• _Problem_
Go through the entries below and pick out every line with "april".
◆ ◆ ◆ ◆ ◆ ◆ ◆
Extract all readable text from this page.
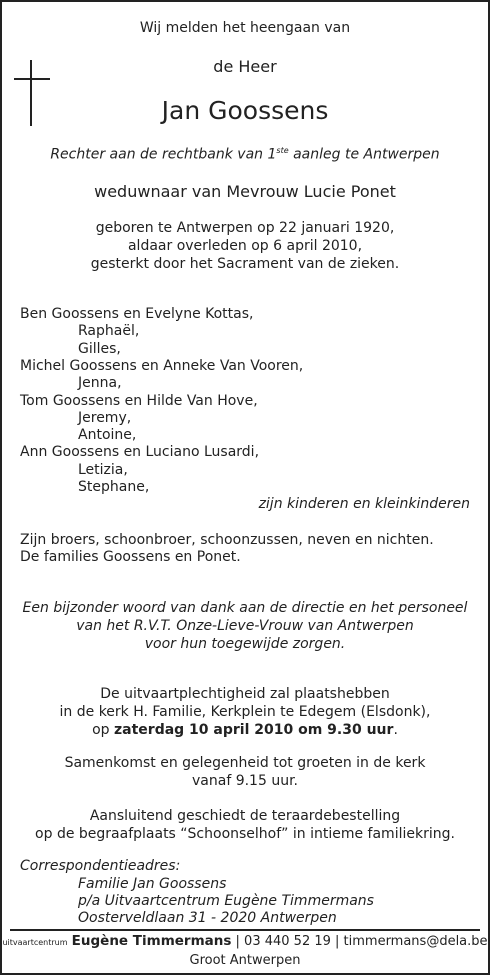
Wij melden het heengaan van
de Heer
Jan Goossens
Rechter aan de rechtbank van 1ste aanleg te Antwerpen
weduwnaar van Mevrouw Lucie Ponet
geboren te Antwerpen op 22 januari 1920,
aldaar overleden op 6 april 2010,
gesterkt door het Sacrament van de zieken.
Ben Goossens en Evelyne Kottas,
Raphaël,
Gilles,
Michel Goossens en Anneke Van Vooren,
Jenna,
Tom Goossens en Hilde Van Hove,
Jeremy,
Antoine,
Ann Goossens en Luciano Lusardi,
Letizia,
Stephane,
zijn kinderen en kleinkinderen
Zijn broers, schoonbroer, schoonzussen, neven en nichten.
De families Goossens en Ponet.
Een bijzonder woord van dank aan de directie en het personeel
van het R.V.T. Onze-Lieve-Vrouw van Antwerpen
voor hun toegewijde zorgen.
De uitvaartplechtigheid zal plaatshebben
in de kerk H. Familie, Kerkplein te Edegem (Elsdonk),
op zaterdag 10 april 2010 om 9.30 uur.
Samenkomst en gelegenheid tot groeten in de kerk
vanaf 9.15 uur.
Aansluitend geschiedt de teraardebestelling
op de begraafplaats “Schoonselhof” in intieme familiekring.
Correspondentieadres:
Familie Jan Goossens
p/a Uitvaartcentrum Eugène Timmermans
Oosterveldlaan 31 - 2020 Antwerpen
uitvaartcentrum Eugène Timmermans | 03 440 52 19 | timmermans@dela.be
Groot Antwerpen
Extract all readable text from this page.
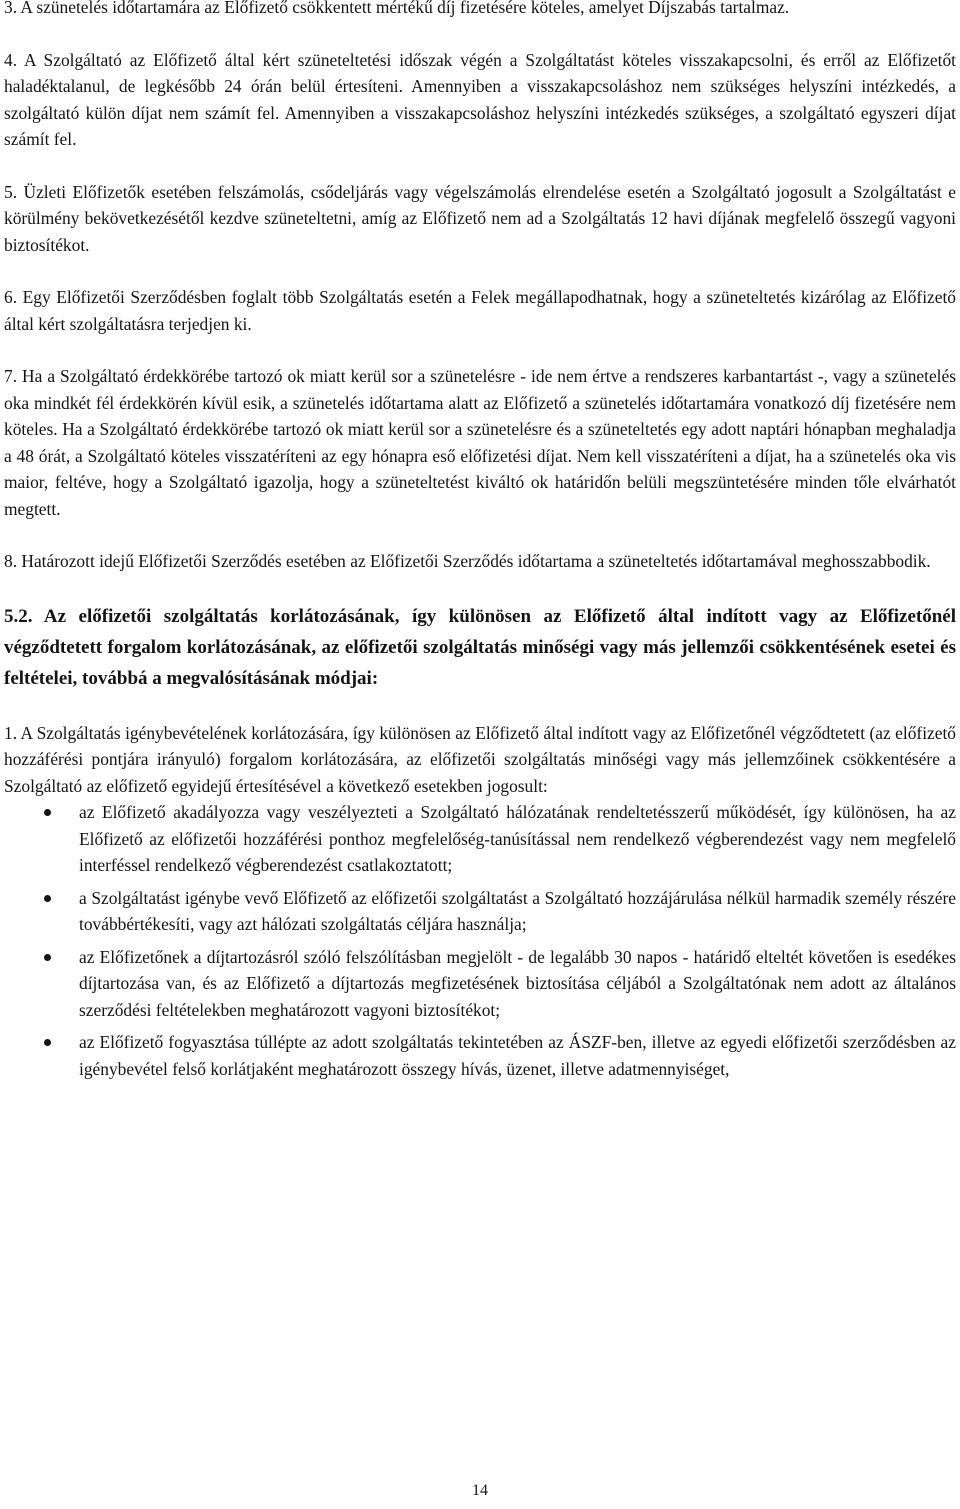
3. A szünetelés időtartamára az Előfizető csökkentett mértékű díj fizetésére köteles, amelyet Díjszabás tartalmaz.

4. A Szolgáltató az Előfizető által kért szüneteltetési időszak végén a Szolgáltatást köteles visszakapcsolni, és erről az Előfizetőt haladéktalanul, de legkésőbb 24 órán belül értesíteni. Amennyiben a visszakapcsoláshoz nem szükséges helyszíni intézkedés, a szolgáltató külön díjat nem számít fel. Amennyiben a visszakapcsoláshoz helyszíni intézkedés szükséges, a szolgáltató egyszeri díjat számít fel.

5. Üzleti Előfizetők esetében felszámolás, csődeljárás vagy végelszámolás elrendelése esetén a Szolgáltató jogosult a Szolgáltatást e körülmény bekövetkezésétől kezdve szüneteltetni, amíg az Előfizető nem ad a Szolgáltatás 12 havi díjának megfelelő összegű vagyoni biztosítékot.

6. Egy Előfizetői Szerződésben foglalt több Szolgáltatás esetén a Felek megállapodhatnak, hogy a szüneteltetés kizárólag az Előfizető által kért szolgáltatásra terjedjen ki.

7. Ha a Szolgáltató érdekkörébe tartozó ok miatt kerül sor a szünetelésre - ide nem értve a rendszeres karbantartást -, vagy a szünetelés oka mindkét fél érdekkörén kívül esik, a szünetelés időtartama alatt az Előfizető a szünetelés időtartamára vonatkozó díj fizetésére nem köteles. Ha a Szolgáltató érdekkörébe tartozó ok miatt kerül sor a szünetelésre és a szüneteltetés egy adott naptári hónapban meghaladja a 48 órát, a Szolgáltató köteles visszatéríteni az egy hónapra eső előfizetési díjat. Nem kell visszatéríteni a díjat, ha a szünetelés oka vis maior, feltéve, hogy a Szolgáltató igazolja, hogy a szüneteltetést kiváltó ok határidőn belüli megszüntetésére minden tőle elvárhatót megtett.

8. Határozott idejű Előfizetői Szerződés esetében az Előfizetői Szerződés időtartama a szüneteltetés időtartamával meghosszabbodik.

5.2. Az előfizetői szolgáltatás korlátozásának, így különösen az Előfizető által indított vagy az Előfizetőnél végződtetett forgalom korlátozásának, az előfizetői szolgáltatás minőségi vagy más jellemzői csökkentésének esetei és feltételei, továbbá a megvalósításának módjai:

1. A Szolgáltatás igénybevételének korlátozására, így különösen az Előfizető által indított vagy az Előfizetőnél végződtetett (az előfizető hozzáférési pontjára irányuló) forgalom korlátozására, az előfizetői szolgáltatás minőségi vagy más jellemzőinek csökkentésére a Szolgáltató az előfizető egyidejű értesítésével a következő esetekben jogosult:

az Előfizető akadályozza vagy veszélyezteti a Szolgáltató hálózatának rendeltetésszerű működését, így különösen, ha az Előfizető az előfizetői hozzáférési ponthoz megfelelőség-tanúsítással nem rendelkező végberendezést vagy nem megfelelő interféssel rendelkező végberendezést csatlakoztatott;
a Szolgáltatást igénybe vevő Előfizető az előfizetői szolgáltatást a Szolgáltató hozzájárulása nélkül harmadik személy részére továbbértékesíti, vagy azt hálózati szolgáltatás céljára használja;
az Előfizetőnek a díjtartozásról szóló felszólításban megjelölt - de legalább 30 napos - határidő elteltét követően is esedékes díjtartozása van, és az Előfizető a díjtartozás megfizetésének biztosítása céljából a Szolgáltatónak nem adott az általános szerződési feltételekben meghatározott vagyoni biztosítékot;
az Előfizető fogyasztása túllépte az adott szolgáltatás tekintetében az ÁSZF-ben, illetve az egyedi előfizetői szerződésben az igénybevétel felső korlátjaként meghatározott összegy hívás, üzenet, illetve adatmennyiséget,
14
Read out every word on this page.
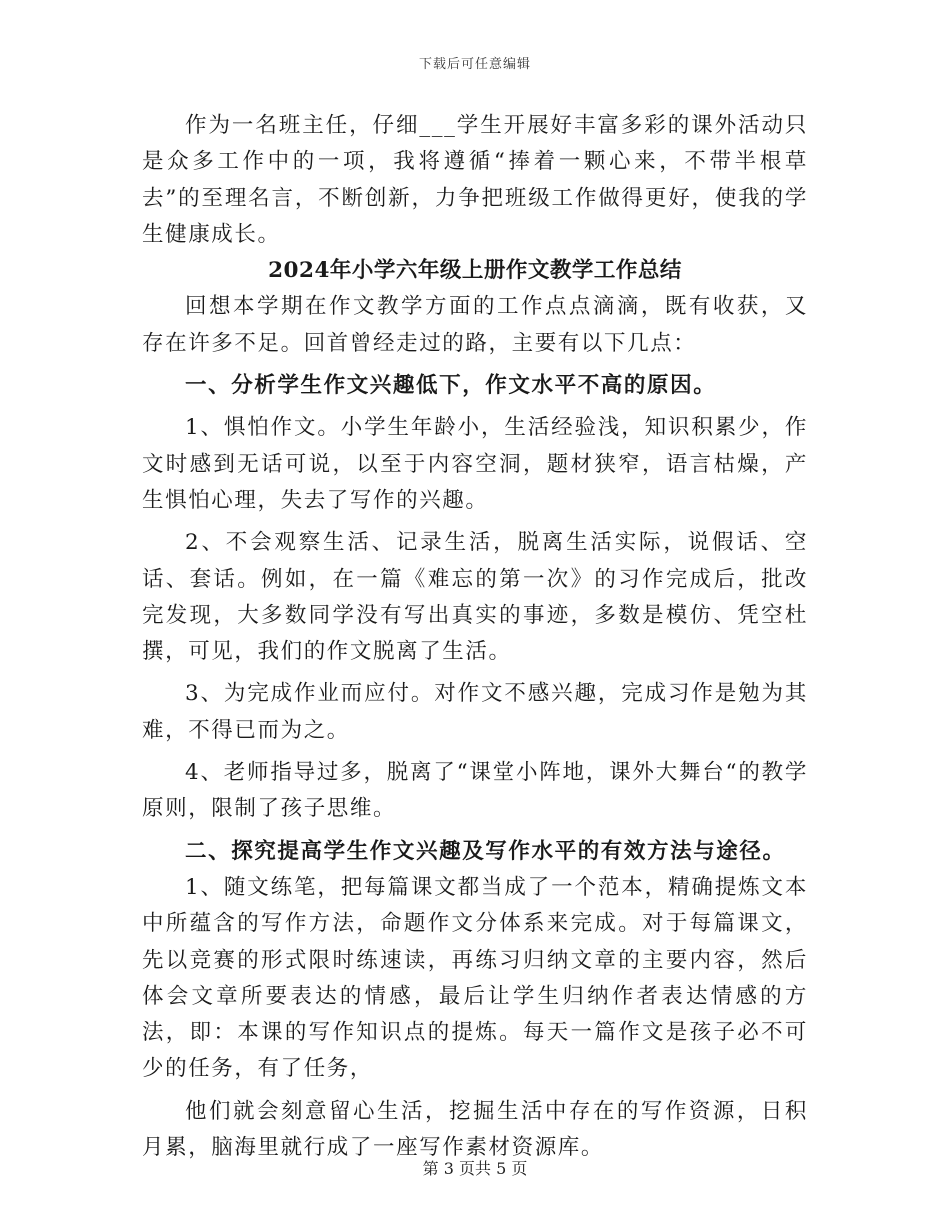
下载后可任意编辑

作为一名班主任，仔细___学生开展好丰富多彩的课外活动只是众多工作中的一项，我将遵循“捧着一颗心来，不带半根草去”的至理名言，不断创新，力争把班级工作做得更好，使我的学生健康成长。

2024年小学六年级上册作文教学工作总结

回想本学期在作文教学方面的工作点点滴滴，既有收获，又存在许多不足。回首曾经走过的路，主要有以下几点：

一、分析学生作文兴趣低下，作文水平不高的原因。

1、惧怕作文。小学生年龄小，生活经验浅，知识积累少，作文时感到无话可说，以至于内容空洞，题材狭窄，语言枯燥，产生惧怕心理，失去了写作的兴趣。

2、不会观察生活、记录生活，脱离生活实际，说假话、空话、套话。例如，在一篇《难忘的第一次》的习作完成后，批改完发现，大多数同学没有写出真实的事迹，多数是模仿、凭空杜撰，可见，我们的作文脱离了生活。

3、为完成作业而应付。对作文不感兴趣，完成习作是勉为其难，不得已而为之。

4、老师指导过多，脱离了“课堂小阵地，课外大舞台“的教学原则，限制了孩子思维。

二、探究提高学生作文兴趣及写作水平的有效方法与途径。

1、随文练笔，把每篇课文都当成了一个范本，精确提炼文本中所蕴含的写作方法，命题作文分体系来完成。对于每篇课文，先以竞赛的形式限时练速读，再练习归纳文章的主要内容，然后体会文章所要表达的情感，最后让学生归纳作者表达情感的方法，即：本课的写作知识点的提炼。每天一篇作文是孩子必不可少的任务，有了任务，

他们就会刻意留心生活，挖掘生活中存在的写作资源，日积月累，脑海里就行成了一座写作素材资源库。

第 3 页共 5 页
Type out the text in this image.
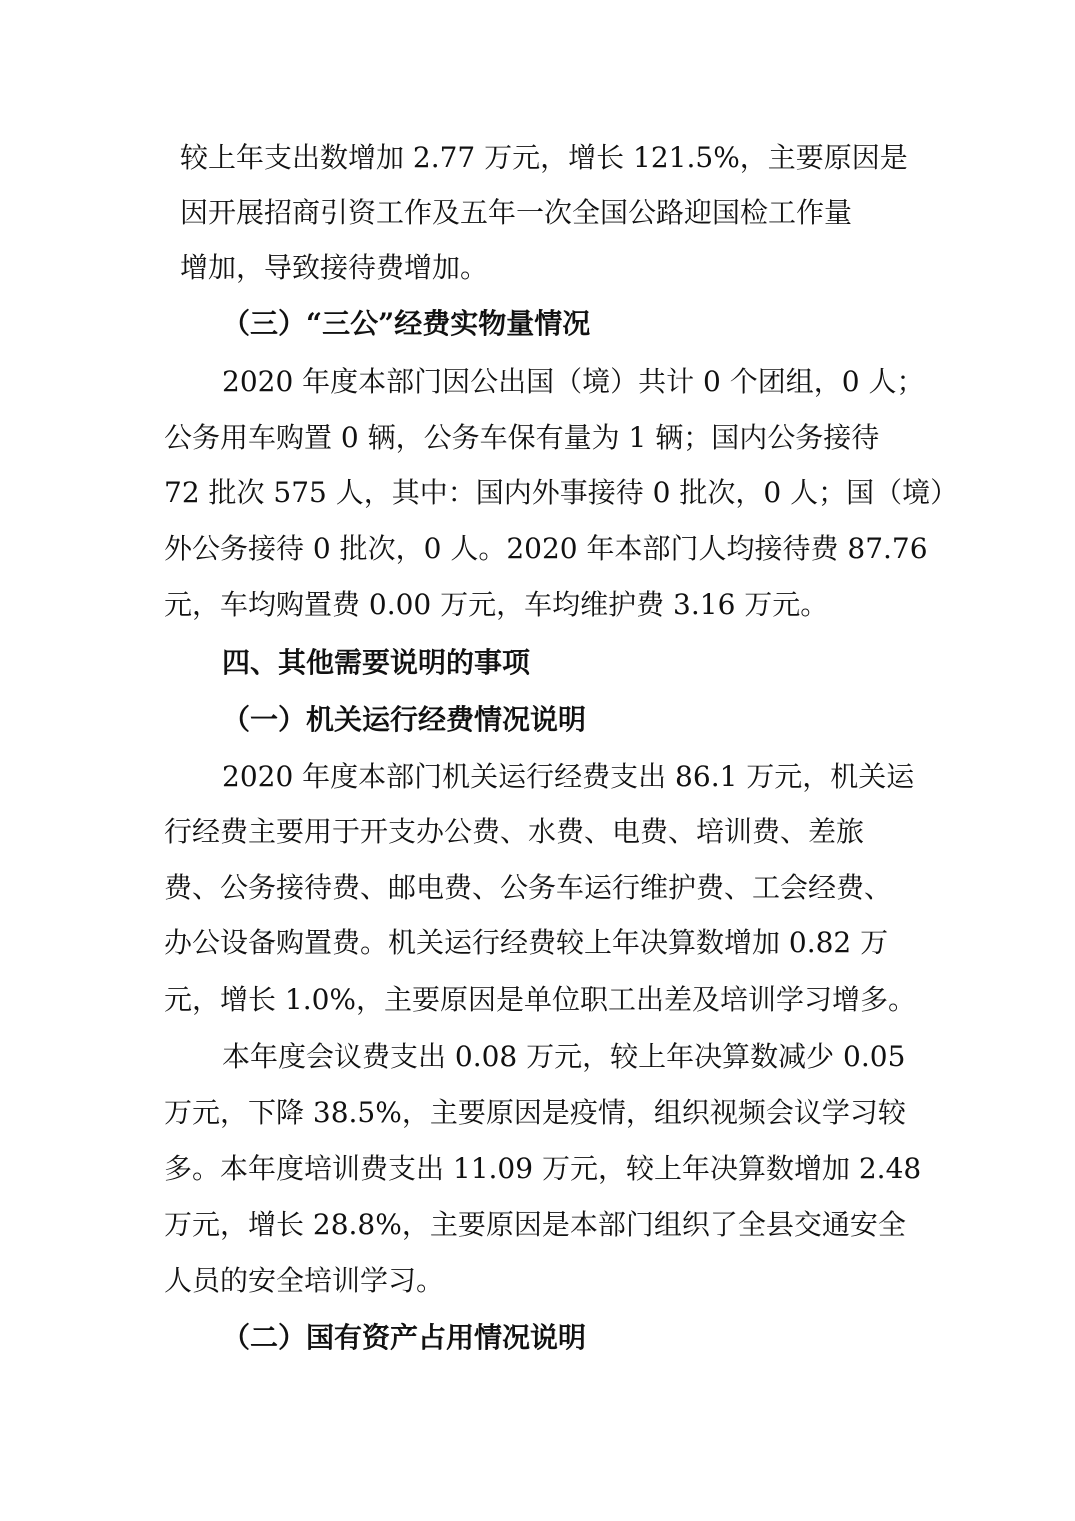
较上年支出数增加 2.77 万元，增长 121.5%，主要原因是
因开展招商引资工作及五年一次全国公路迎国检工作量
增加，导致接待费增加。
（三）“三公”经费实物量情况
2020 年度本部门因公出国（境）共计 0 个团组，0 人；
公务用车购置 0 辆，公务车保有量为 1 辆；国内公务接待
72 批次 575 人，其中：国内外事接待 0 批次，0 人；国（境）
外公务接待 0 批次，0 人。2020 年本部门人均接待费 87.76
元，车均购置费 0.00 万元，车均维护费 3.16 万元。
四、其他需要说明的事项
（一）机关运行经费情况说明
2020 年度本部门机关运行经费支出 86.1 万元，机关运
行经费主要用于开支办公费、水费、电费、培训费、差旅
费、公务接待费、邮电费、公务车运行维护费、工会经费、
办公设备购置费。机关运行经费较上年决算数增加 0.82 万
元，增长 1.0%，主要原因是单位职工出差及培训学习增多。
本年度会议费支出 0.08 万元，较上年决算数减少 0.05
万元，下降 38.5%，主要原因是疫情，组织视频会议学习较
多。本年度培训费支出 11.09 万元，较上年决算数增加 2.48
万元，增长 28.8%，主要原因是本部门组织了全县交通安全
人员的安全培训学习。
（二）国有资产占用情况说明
◆ ◆ ◆ ◆ ◆ ◆ ◆
• _Result_
aldaar overleden op 6 april 2010,
op zaterdag 10 april 2010 om 9.30 uur.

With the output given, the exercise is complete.